- PROMPT:
The required output is a single number: how many lines of the material contain the string "values".

Data entries for graphics
****

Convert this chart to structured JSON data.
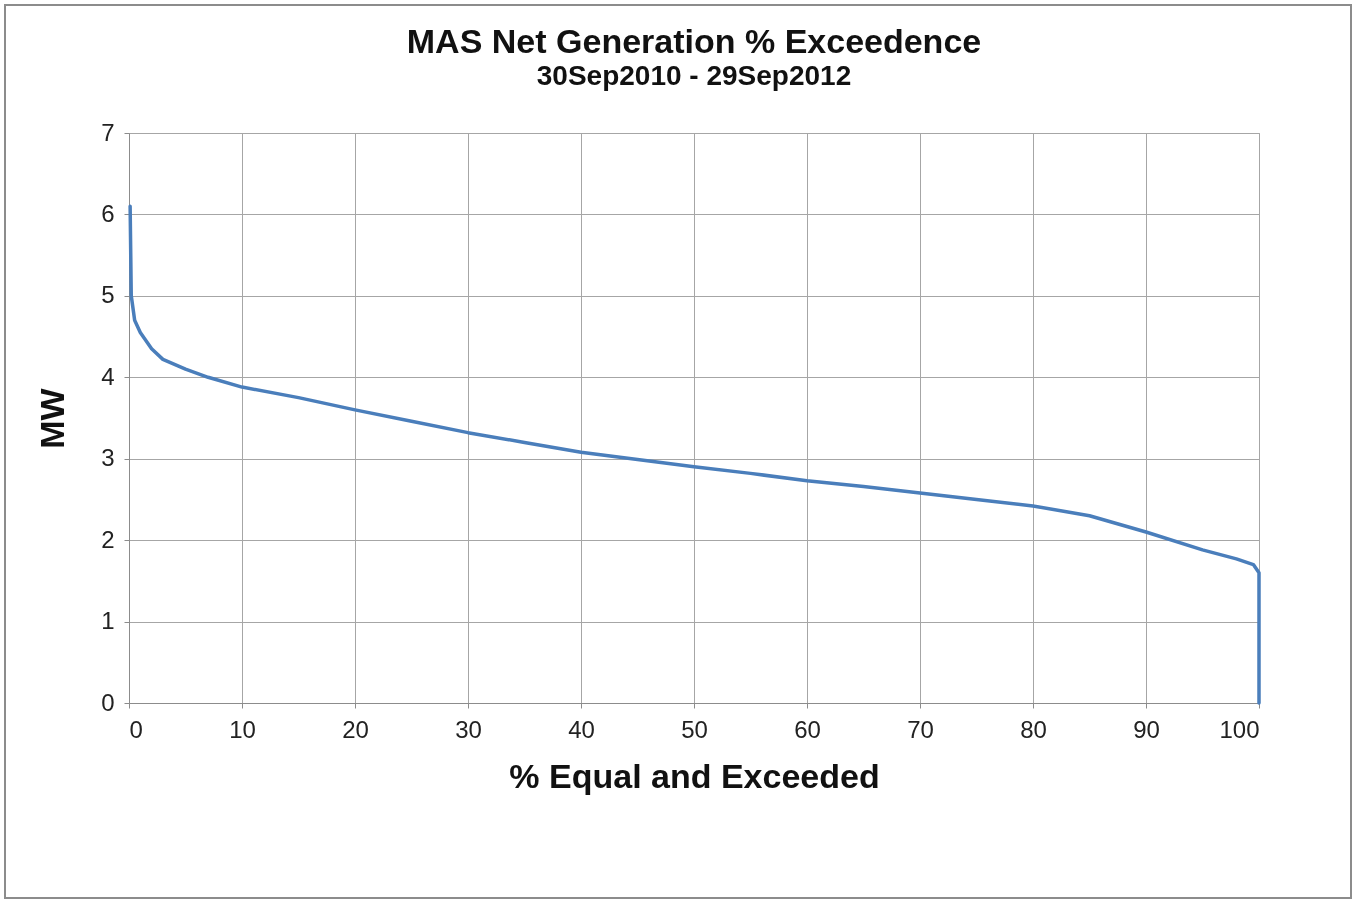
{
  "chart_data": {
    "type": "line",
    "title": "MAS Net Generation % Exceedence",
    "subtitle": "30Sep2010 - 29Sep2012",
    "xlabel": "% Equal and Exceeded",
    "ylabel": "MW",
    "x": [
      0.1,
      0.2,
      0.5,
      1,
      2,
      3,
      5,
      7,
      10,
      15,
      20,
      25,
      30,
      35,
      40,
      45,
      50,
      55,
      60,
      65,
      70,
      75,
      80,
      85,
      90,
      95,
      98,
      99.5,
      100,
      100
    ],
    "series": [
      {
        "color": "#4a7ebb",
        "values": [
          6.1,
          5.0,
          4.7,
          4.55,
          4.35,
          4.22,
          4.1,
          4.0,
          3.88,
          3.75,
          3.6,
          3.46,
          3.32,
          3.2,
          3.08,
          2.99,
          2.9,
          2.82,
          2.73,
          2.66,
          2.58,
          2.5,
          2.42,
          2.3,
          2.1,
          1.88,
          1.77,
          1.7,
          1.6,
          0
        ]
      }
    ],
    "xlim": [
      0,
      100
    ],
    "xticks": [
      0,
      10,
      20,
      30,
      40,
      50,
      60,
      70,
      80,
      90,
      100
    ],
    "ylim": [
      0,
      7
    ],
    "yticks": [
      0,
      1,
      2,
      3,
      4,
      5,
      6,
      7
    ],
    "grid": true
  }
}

****

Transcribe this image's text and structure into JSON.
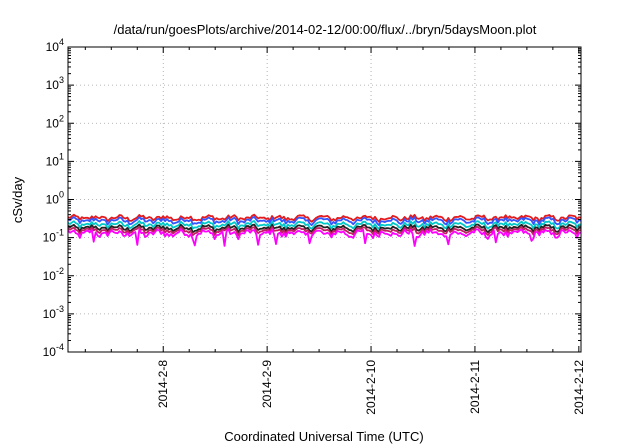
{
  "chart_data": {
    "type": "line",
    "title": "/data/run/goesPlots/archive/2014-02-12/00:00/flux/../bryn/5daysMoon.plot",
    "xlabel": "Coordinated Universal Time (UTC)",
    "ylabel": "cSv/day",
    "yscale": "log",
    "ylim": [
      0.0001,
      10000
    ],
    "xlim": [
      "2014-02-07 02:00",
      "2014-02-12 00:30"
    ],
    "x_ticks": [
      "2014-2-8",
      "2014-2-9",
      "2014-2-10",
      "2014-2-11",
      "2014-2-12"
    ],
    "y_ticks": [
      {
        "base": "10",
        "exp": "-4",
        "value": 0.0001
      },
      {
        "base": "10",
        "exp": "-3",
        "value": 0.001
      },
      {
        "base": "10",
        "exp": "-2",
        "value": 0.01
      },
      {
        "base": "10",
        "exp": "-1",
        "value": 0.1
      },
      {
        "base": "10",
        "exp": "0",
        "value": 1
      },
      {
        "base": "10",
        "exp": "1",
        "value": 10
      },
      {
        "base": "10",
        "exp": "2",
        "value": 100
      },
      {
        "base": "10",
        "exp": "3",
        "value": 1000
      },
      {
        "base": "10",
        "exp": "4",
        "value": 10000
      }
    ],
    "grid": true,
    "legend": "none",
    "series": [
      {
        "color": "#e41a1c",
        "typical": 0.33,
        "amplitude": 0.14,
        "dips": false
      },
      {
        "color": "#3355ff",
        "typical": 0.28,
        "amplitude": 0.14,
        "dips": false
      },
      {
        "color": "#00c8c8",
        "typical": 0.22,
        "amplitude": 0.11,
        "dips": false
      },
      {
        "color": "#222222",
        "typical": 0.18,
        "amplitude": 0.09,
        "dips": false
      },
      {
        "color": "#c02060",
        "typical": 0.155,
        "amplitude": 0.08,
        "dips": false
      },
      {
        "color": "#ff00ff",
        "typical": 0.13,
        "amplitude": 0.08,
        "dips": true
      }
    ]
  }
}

****

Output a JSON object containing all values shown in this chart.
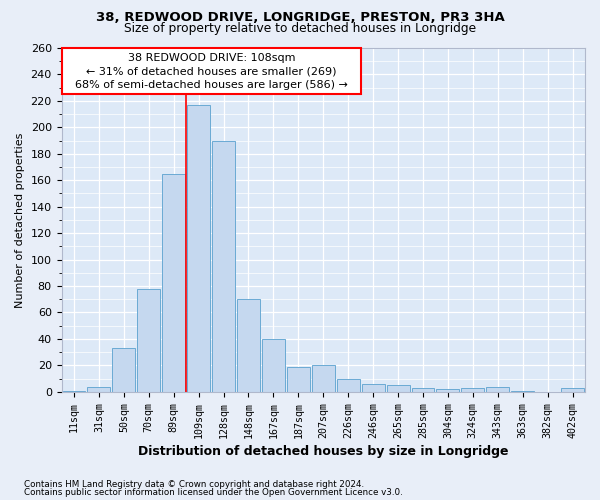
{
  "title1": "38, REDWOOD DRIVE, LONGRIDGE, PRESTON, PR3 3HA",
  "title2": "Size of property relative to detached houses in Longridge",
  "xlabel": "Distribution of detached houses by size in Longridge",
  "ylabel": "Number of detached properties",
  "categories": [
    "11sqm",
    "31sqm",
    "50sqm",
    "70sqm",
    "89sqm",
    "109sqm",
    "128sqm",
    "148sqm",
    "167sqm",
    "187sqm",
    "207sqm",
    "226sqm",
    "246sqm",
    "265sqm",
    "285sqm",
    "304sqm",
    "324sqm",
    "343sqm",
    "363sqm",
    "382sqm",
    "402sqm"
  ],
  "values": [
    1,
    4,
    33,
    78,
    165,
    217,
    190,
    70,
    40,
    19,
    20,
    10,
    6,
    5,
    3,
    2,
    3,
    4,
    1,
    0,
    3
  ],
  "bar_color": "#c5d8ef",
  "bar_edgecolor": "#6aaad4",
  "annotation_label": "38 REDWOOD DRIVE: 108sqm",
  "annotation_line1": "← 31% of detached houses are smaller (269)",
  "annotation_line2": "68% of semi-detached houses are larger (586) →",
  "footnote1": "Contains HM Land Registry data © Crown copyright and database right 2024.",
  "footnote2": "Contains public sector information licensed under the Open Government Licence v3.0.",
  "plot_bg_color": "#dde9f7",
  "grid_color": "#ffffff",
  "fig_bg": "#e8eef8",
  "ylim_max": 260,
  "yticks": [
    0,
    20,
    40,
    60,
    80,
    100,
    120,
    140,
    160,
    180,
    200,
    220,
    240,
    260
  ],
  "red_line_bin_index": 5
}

****

- EXERCISE OUTPUT:
3